**Written problem**
Where the word "lunch" occurs in a line, return that line.
==*==
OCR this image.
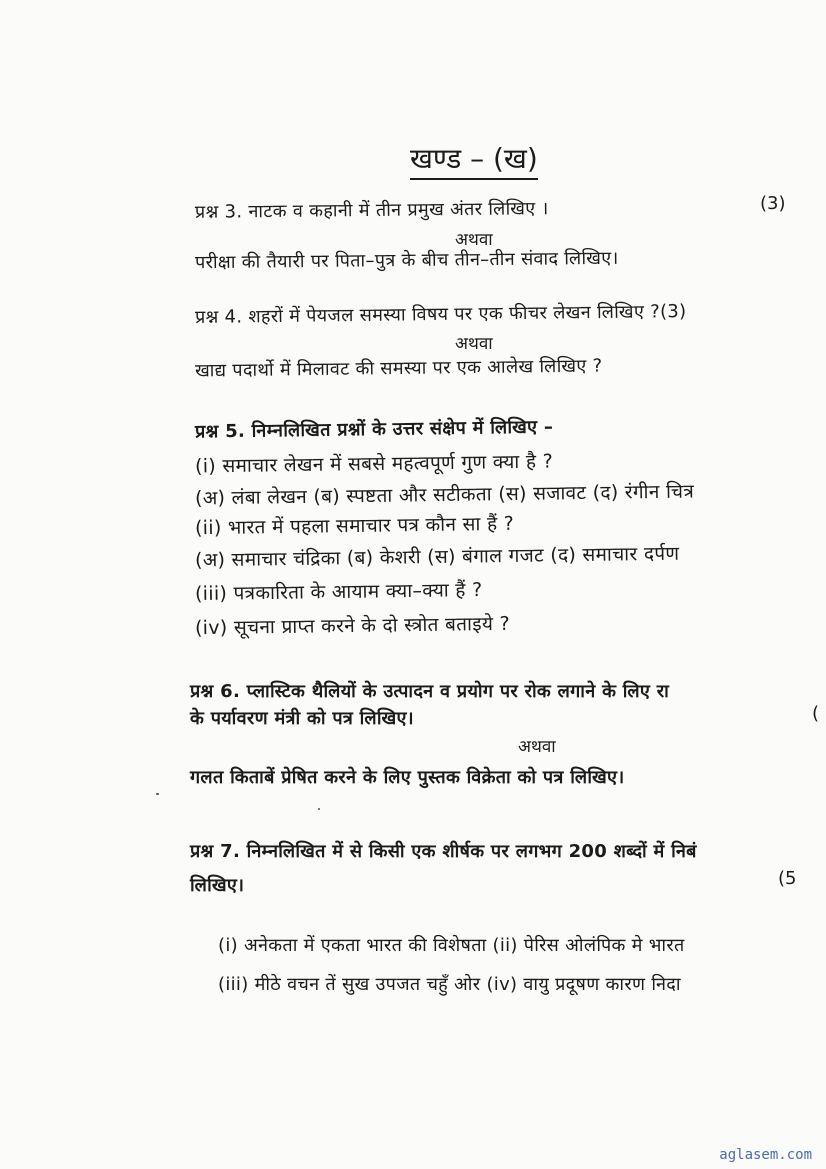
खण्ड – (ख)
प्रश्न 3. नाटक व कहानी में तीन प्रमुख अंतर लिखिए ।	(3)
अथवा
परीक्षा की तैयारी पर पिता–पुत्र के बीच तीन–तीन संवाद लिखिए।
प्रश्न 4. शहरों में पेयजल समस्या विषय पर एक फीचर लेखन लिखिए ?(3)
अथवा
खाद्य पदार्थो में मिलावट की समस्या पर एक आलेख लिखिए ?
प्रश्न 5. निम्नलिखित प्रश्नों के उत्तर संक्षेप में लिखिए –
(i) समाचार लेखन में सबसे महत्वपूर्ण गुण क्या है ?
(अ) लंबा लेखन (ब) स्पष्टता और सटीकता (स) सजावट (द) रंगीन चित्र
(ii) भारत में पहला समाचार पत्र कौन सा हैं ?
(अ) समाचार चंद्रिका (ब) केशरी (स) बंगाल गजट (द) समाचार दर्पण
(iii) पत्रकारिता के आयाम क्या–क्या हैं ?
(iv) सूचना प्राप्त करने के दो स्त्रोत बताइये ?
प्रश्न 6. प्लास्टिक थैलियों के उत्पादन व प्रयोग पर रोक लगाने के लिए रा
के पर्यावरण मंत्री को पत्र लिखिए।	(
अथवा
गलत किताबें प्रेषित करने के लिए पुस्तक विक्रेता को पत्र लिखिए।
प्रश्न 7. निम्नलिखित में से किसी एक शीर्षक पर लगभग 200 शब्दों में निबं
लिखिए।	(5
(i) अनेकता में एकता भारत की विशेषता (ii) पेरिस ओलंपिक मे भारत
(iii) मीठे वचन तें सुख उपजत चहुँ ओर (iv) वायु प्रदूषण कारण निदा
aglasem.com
==*==
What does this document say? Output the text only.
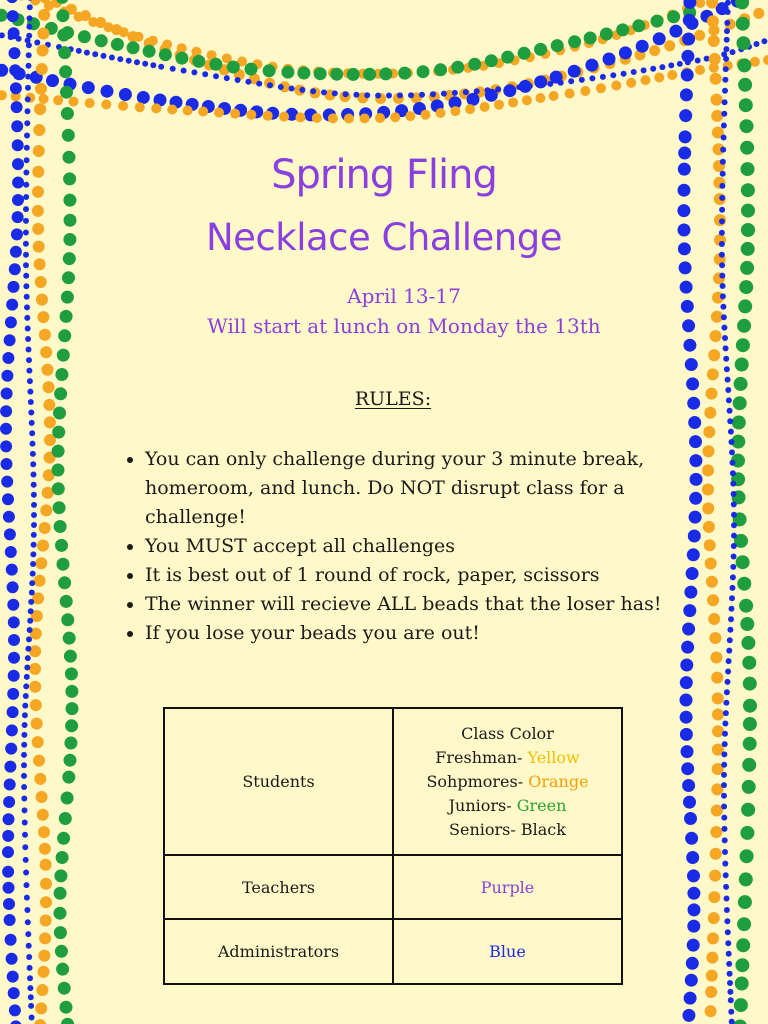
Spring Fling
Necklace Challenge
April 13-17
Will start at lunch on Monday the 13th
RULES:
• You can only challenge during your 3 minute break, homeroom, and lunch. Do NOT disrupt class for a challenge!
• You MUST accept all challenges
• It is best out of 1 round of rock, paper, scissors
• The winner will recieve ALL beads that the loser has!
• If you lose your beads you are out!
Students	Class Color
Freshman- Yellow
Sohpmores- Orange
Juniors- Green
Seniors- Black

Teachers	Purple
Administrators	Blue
==*==
**Task answer**
Will start at lunch on Monday the 13th
• You can only challenge during your 3 minute break, homeroom, and lunch. Do NOT disrupt class for a challenge!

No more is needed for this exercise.